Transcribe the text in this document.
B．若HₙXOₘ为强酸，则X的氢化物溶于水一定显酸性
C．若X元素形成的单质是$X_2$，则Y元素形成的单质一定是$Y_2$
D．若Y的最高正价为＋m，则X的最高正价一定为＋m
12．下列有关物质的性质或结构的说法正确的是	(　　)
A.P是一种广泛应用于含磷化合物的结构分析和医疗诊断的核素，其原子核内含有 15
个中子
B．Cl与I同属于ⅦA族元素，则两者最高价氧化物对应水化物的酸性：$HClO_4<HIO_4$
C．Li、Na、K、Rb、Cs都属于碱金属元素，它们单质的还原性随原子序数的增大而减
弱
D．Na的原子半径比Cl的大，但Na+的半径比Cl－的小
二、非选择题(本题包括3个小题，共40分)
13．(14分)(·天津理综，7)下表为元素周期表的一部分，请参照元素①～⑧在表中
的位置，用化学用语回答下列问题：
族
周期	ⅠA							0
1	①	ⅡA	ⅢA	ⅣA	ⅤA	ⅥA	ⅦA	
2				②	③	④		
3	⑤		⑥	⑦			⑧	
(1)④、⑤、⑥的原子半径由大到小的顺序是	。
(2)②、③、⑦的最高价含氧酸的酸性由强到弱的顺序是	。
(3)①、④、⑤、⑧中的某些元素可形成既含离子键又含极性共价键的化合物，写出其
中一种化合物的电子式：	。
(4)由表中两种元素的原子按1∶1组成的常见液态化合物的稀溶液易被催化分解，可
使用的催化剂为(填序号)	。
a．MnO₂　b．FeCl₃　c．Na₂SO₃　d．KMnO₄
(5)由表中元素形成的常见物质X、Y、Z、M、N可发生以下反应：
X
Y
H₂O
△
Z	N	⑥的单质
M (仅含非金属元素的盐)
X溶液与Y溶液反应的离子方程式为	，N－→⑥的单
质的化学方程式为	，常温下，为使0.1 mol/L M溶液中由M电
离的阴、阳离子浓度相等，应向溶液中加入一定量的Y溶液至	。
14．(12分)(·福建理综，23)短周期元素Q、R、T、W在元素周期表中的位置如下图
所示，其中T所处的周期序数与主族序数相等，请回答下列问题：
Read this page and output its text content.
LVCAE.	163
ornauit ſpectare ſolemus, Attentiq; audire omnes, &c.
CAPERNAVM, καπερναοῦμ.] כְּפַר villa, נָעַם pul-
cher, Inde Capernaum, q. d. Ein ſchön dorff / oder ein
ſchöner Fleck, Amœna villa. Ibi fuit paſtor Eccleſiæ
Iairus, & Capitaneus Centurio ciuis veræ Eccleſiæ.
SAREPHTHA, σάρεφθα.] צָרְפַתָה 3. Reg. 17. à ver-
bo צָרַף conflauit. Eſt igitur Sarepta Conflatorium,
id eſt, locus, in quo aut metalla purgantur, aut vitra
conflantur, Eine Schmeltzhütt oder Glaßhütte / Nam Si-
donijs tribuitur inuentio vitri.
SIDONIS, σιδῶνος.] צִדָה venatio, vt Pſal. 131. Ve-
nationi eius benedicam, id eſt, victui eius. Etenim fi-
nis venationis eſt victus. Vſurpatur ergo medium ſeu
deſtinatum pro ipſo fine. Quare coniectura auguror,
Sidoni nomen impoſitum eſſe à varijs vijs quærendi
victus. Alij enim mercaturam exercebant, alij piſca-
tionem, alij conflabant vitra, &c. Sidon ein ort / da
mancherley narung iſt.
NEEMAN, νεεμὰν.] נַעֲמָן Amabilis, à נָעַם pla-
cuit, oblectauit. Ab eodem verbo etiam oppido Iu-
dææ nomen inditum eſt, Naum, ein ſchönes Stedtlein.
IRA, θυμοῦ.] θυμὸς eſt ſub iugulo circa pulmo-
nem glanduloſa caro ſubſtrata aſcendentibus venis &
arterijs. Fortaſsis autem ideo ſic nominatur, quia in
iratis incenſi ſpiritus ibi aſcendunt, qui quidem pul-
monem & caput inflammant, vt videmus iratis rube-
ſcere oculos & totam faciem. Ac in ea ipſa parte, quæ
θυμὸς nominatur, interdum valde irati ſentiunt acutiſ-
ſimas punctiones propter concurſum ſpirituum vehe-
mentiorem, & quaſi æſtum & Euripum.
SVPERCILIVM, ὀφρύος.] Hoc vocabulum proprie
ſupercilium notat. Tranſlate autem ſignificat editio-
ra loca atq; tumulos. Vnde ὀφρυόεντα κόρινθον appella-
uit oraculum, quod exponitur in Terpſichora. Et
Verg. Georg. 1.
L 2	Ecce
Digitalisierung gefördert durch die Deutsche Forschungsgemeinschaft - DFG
══════
▸ **Description of the task**
All of the entries above must be quoted exactly.

▸ **Written reply**
Transcribe the text in this document.
B．若HₙXOₘ为强酸，则X的氢化物溶于水一定显酸性
C．若X元素形成的单质是$X_2$，则Y元素形成的单质一定是$Y_2$
D．若Y的最高正价为＋m，则X的最高正价一定为＋m
12．下列有关物质的性质或结构的说法正确的是	(　　)
A.P是一种广泛应用于含磷化合物的结构分析和医疗诊断的核素，其原子核内含有 15
个中子
B．Cl与I同属于ⅦA族元素，则两者最高价氧化物对应水化物的酸性：$HClO_4<HIO_4$
C．Li、Na、K、Rb、Cs都属于碱金属元素，它们单质的还原性随原子序数的增大而减
弱
D．Na的原子半径比Cl的大，但Na+的半径比Cl－的小
二、非选择题(本题包括3个小题，共40分)
13．(14分)(·天津理综，7)下表为元素周期表的一部分，请参照元素①～⑧在表中
的位置，用化学用语回答下列问题：
族
周期	ⅠA							0
1	①	ⅡA	ⅢA	ⅣA	ⅤA	ⅥA	ⅦA	
2				②	③	④		
3	⑤		⑥	⑦			⑧	
(1)④、⑤、⑥的原子半径由大到小的顺序是	。
(2)②、③、⑦的最高价含氧酸的酸性由强到弱的顺序是	。
(3)①、④、⑤、⑧中的某些元素可形成既含离子键又含极性共价键的化合物，写出其
中一种化合物的电子式：	。
(4)由表中两种元素的原子按1∶1组成的常见液态化合物的稀溶液易被催化分解，可
使用的催化剂为(填序号)	。
a．MnO₂　b．FeCl₃　c．Na₂SO₃　d．KMnO₄
(5)由表中元素形成的常见物质X、Y、Z、M、N可发生以下反应：
X
Y
H₂O
△
Z	N	⑥的单质
M (仅含非金属元素的盐)
X溶液与Y溶液反应的离子方程式为	，N－→⑥的单
质的化学方程式为	，常温下，为使0.1 mol/L M溶液中由M电
离的阴、阳离子浓度相等，应向溶液中加入一定量的Y溶液至	。
14．(12分)(·福建理综，23)短周期元素Q、R、T、W在元素周期表中的位置如下图
所示，其中T所处的周期序数与主族序数相等，请回答下列问题：
Read this page and output its text content.
LVCAE.	163
ornauit ſpectare ſolemus, Attentiq; audire omnes, &c.
CAPERNAVM, καπερναοῦμ.] כְּפַר villa, נָעַם pul-
cher, Inde Capernaum, q. d. Ein ſchön dorff / oder ein
ſchöner Fleck, Amœna villa. Ibi fuit paſtor Eccleſiæ
Iairus, & Capitaneus Centurio ciuis veræ Eccleſiæ.
SAREPHTHA, σάρεφθα.] צָרְפַתָה 3. Reg. 17. à ver-
bo צָרַף conflauit. Eſt igitur Sarepta Conflatorium,
id eſt, locus, in quo aut metalla purgantur, aut vitra
conflantur, Eine Schmeltzhütt oder Glaßhütte / Nam Si-
donijs tribuitur inuentio vitri.
SIDONIS, σιδῶνος.] צִדָה venatio, vt Pſal. 131. Ve-
nationi eius benedicam, id eſt, victui eius. Etenim fi-
nis venationis eſt victus. Vſurpatur ergo medium ſeu
deſtinatum pro ipſo fine. Quare coniectura auguror,
Sidoni nomen impoſitum eſſe à varijs vijs quærendi
victus. Alij enim mercaturam exercebant, alij piſca-
tionem, alij conflabant vitra, &c. Sidon ein ort / da
mancherley narung iſt.
NEEMAN, νεεμὰν.] נַעֲמָן Amabilis, à נָעַם pla-
cuit, oblectauit. Ab eodem verbo etiam oppido Iu-
dææ nomen inditum eſt, Naum, ein ſchönes Stedtlein.
IRA, θυμοῦ.] θυμὸς eſt ſub iugulo circa pulmo-
nem glanduloſa caro ſubſtrata aſcendentibus venis &
arterijs. Fortaſsis autem ideo ſic nominatur, quia in
iratis incenſi ſpiritus ibi aſcendunt, qui quidem pul-
monem & caput inflammant, vt videmus iratis rube-
ſcere oculos & totam faciem. Ac in ea ipſa parte, quæ
θυμὸς nominatur, interdum valde irati ſentiunt acutiſ-
ſimas punctiones propter concurſum ſpirituum vehe-
mentiorem, & quaſi æſtum & Euripum.
SVPERCILIVM, ὀφρύος.] Hoc vocabulum proprie
ſupercilium notat. Tranſlate autem ſignificat editio-
ra loca atq; tumulos. Vnde ὀφρυόεντα κόρινθον appella-
uit oraculum, quod exponitur in Terpſichora. Et
Verg. Georg. 1.
L 2	Ecce
Digitalisierung gefördert durch die Deutsche Forschungsgemeinschaft - DFG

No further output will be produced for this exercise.